▶ [Instructions for the task]: Take each line that has the word "name" and return it.

• • •

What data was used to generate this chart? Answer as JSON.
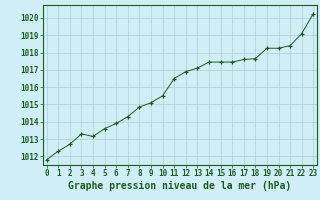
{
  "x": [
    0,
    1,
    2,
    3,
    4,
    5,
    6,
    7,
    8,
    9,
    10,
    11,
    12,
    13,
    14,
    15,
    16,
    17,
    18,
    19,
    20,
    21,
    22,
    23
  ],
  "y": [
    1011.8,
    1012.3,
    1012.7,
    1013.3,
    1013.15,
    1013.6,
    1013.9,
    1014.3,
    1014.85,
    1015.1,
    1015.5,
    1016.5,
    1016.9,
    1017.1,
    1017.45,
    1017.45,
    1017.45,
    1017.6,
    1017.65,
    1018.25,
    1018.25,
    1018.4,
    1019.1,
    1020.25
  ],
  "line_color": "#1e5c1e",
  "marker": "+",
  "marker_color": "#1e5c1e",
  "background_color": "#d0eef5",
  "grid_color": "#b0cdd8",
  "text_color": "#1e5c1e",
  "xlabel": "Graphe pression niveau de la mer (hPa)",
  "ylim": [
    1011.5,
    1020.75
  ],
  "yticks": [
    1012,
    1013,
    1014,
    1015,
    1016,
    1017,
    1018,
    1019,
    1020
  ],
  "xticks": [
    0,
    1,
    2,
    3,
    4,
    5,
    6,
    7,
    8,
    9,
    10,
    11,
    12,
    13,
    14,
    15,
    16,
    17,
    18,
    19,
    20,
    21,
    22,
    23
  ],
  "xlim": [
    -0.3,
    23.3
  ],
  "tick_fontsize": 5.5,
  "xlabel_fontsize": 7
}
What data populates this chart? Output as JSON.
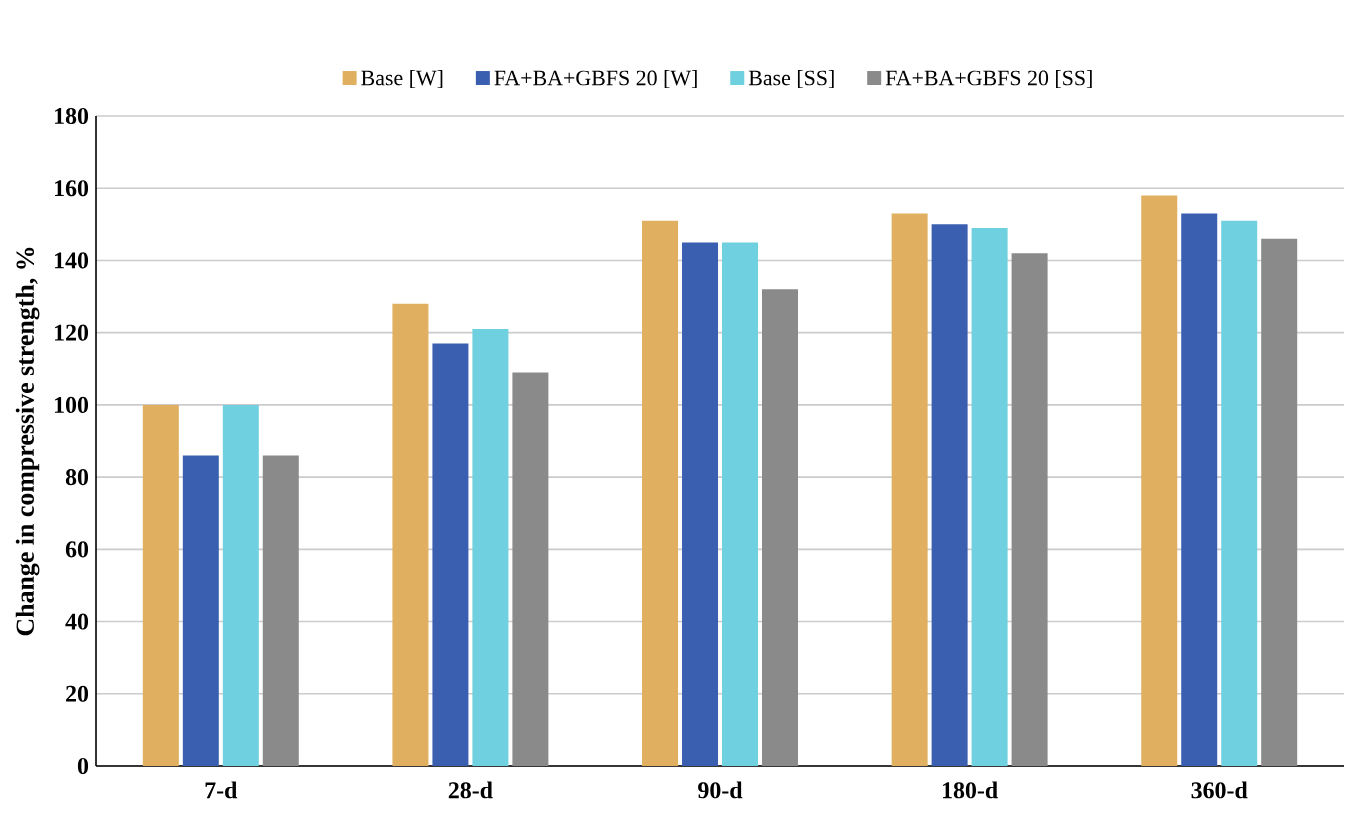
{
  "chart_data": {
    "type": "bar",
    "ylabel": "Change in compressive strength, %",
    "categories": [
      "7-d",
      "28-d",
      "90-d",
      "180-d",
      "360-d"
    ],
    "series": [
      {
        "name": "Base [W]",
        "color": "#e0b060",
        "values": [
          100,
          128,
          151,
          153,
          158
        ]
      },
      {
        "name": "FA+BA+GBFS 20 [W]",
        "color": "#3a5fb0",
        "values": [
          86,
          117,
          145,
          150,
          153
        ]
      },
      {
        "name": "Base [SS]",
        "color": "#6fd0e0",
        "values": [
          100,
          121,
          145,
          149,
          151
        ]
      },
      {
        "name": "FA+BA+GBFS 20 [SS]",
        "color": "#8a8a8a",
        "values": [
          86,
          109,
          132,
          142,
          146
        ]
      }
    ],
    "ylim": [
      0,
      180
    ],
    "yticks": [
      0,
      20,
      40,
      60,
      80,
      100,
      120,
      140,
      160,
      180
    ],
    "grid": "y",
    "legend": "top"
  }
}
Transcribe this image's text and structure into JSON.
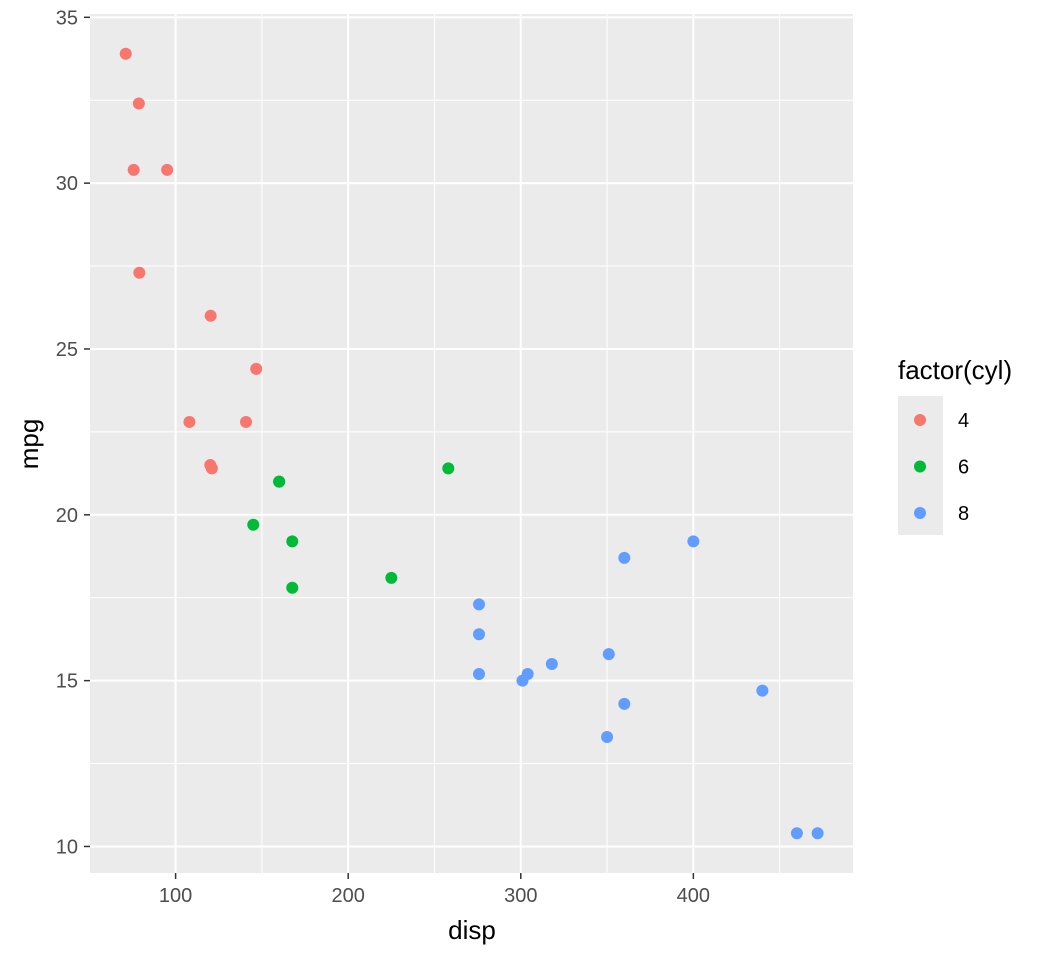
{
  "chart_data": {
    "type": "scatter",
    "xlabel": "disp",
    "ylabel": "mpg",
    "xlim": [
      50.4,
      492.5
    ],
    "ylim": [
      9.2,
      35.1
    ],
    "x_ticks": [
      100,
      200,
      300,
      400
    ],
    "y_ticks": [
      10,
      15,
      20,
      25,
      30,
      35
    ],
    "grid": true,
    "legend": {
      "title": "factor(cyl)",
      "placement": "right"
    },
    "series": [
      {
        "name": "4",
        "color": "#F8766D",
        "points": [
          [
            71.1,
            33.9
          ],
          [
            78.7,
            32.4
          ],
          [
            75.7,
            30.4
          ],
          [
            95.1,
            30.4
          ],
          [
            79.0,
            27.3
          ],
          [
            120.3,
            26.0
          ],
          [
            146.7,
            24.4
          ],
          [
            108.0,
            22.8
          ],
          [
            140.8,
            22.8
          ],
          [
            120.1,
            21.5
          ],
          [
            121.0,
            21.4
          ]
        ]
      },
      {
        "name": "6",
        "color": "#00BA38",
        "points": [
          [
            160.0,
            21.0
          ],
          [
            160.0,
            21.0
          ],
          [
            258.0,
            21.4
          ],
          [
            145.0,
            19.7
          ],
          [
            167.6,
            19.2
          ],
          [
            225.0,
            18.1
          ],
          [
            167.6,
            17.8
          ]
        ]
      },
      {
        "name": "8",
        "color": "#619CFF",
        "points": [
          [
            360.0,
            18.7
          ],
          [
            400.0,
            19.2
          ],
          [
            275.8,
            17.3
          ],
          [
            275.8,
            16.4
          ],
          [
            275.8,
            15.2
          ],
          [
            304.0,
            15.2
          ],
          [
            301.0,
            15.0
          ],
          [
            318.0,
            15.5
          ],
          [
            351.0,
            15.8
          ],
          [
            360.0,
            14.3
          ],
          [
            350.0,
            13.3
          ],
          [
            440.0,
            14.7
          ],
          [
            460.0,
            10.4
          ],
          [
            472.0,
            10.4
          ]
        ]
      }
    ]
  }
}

• • •

▶ [Solution to the exercise]:
        "name": "Base [W]",
        "name": "FA+BA+GBFS 20 [W]",
        "name": "Base [SS]",
        "name": "FA+BA+GBFS 20 [SS]",
        "name": "4",
        "name": "6",
        "name": "8",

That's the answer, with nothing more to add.